*CHALLENGE*:
All the records that follow need to be reproduced exactly. Omit the images.

--- Start GIVEN INFORMATION ---

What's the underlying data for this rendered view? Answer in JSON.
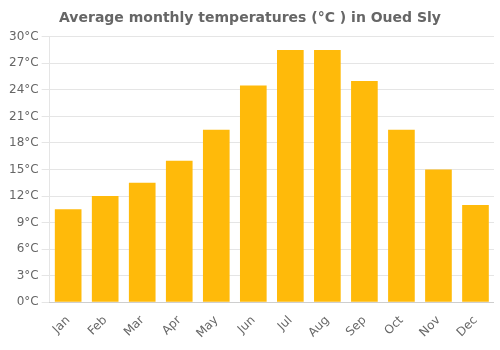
{
  "chart_data": {
    "type": "bar",
    "title": "Average monthly temperatures (°C ) in Oued Sly",
    "categories": [
      "Jan",
      "Feb",
      "Mar",
      "Apr",
      "May",
      "Jun",
      "Jul",
      "Aug",
      "Sep",
      "Oct",
      "Nov",
      "Dec"
    ],
    "values": [
      10.5,
      12.0,
      13.5,
      16.0,
      19.5,
      24.5,
      28.5,
      28.5,
      25.0,
      19.5,
      15.0,
      11.0
    ],
    "color": "#FFBA0A",
    "ylim": [
      0,
      30
    ],
    "yticks": [
      {
        "value": 0,
        "label": "0°C"
      },
      {
        "value": 3,
        "label": "3°C"
      },
      {
        "value": 6,
        "label": "6°C"
      },
      {
        "value": 9,
        "label": "9°C"
      },
      {
        "value": 12,
        "label": "12°C"
      },
      {
        "value": 15,
        "label": "15°C"
      },
      {
        "value": 18,
        "label": "18°C"
      },
      {
        "value": 21,
        "label": "21°C"
      },
      {
        "value": 24,
        "label": "24°C"
      },
      {
        "value": 27,
        "label": "27°C"
      },
      {
        "value": 30,
        "label": "30°C"
      }
    ],
    "grid": true
  }
}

--- End GIVEN INFORMATION ---

*TASK OUTPUT*:
What's the underlying data for this rendered view? Answer in JSON.
{
  "chart_data": {
    "type": "bar",
    "title": "Average monthly temperatures (°C ) in Oued Sly",
    "categories": [
      "Jan",
      "Feb",
      "Mar",
      "Apr",
      "May",
      "Jun",
      "Jul",
      "Aug",
      "Sep",
      "Oct",
      "Nov",
      "Dec"
    ],
    "values": [
      10.5,
      12.0,
      13.5,
      16.0,
      19.5,
      24.5,
      28.5,
      28.5,
      25.0,
      19.5,
      15.0,
      11.0
    ],
    "color": "#FFBA0A",
    "ylim": [
      0,
      30
    ],
    "yticks": [
      {
        "value": 0,
        "label": "0°C"
      },
      {
        "value": 3,
        "label": "3°C"
      },
      {
        "value": 6,
        "label": "6°C"
      },
      {
        "value": 9,
        "label": "9°C"
      },
      {
        "value": 12,
        "label": "12°C"
      },
      {
        "value": 15,
        "label": "15°C"
      },
      {
        "value": 18,
        "label": "18°C"
      },
      {
        "value": 21,
        "label": "21°C"
      },
      {
        "value": 24,
        "label": "24°C"
      },
      {
        "value": 27,
        "label": "27°C"
      },
      {
        "value": 30,
        "label": "30°C"
      }
    ],
    "grid": true
  }
}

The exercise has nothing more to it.